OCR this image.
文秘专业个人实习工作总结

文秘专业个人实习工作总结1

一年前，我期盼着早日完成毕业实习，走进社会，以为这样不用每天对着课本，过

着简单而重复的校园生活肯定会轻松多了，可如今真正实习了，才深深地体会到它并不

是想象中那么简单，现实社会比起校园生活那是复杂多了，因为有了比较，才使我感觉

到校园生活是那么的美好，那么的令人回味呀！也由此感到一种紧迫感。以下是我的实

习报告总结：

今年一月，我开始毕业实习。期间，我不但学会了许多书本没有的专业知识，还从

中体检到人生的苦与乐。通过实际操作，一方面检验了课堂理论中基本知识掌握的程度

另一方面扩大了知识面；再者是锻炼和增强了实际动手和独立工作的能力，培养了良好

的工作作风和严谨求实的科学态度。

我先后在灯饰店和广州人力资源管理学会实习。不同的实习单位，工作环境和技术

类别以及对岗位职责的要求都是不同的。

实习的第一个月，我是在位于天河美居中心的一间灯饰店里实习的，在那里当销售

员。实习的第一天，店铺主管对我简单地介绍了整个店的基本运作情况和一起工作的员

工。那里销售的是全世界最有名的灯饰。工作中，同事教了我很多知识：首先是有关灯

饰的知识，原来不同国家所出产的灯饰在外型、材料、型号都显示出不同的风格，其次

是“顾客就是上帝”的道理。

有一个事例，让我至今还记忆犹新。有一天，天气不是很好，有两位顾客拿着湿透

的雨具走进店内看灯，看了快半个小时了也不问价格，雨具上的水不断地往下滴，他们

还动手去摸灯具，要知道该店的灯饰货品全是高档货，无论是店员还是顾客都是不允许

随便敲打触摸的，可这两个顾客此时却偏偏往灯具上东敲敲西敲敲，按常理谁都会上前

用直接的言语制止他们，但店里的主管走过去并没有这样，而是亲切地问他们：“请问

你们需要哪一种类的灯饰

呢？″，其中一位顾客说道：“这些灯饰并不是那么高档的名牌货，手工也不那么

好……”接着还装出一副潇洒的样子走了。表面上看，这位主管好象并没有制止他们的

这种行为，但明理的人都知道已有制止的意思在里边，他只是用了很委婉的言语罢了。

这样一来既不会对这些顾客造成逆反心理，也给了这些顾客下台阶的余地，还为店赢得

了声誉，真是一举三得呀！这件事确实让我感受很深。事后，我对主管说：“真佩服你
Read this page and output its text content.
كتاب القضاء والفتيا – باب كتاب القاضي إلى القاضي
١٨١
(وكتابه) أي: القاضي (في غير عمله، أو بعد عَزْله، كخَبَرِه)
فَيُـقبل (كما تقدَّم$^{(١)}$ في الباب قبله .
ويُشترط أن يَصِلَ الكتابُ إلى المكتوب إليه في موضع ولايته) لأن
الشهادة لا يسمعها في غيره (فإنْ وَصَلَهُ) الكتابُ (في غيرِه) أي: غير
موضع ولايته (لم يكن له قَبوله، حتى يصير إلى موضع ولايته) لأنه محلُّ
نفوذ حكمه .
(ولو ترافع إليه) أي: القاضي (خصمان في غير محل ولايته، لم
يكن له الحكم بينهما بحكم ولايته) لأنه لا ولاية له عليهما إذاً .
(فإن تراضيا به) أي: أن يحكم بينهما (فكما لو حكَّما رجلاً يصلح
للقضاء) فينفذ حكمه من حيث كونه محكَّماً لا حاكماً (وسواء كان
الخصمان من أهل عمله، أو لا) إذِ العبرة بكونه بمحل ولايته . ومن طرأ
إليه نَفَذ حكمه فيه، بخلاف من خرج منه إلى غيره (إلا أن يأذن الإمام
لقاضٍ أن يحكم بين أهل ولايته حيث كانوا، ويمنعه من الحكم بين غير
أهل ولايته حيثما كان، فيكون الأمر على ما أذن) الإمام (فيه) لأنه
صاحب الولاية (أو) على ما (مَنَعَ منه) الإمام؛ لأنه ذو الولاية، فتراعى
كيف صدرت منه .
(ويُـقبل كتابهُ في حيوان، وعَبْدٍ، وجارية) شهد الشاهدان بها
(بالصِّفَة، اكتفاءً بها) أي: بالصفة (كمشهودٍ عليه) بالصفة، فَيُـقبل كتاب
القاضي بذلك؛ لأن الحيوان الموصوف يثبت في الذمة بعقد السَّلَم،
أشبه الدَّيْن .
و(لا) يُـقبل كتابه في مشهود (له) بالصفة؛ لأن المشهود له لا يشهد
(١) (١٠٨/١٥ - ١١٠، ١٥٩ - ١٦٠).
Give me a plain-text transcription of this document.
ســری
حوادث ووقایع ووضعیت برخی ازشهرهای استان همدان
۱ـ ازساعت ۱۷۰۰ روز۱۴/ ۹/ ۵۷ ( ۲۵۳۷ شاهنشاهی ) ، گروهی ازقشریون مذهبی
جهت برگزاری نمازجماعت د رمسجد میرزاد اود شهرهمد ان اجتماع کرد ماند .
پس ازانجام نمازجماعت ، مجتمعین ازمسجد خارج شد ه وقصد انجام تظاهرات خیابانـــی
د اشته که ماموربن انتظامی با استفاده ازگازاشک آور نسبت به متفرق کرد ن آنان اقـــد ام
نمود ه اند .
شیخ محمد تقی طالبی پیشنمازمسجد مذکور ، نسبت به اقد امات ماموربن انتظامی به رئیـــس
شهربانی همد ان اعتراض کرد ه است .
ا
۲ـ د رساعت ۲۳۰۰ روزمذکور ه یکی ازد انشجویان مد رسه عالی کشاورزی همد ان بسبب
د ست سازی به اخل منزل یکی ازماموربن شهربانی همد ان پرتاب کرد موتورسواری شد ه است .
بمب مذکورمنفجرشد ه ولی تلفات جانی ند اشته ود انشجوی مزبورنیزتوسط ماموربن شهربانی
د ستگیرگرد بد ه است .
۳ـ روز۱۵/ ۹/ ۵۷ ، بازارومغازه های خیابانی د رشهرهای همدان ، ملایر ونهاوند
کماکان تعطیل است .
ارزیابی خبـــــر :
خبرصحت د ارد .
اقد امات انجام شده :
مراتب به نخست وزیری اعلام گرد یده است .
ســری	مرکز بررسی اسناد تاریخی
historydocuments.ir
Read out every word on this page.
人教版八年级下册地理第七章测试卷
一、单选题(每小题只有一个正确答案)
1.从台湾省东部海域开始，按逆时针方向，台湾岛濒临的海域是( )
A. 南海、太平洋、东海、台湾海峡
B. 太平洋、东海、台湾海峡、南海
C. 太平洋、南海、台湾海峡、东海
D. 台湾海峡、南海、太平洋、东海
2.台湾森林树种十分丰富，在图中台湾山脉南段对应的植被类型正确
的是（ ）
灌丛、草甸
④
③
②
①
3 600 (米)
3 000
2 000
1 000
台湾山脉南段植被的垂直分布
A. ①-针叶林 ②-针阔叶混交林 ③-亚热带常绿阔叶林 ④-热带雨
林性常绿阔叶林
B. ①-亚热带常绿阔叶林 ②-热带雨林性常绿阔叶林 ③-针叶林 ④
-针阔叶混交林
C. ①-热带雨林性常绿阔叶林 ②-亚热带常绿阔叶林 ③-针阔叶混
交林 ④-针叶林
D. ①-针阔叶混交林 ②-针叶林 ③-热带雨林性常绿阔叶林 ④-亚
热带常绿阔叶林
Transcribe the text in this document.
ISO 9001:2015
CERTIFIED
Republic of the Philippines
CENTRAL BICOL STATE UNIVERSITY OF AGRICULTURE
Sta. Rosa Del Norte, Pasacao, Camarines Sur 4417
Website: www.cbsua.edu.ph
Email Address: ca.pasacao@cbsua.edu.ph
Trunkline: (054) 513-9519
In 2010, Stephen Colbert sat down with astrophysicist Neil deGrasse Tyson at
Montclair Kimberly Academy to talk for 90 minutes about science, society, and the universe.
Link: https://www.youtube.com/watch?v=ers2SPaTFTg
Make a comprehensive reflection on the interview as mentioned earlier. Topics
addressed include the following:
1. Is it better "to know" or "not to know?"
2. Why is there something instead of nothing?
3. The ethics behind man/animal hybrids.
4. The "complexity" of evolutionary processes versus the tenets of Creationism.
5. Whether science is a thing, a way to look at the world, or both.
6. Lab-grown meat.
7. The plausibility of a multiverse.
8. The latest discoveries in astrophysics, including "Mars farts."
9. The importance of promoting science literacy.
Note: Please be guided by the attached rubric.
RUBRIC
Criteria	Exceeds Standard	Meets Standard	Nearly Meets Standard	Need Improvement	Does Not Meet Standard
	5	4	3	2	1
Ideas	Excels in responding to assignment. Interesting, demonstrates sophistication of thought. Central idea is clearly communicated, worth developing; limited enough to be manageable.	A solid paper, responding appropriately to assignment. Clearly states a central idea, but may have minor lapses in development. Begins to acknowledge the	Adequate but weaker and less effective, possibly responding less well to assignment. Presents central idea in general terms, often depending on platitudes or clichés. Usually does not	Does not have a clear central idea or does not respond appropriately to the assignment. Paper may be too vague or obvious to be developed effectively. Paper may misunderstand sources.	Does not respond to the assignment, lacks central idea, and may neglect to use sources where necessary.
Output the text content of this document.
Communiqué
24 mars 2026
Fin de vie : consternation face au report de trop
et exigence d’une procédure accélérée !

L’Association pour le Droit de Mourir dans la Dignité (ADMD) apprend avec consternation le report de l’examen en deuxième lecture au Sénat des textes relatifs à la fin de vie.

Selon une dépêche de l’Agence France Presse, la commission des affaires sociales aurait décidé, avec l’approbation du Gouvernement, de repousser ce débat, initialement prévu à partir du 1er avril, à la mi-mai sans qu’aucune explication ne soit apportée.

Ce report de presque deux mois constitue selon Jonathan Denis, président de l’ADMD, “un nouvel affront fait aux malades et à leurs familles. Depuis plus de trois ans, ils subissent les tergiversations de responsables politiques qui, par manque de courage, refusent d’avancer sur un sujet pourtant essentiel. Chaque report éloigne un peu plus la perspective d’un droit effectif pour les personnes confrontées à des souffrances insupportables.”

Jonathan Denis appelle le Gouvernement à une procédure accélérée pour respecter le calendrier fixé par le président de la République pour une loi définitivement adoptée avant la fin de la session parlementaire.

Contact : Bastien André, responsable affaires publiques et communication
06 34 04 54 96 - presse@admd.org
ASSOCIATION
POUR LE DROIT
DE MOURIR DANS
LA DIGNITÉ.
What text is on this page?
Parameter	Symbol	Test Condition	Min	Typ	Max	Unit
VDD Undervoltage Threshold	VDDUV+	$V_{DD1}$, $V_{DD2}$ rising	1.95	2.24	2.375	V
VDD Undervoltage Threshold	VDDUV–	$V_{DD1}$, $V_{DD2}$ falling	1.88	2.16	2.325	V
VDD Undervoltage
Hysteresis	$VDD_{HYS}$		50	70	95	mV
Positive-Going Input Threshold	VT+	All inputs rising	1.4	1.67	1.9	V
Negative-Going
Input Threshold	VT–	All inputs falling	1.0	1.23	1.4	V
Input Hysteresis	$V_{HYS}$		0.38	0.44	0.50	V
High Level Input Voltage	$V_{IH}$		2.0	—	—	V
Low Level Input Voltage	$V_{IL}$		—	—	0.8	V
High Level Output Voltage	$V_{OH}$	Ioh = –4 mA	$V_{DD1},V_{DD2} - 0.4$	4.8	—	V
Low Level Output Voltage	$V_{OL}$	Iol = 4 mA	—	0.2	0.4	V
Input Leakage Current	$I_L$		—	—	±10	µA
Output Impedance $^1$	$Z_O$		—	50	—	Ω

▸ **Given instruction**: Copy all lines in the listing above where the string "عمله" appears.

▸ **Final result**:
(وكتابه) أي: القاضي (في غير عمله، أو بعد عَزْله، كخَبَرِه)
الخصمان من أهل عمله، أو لا) إذِ العبرة بكونه بمحل ولايته . ومن طرأ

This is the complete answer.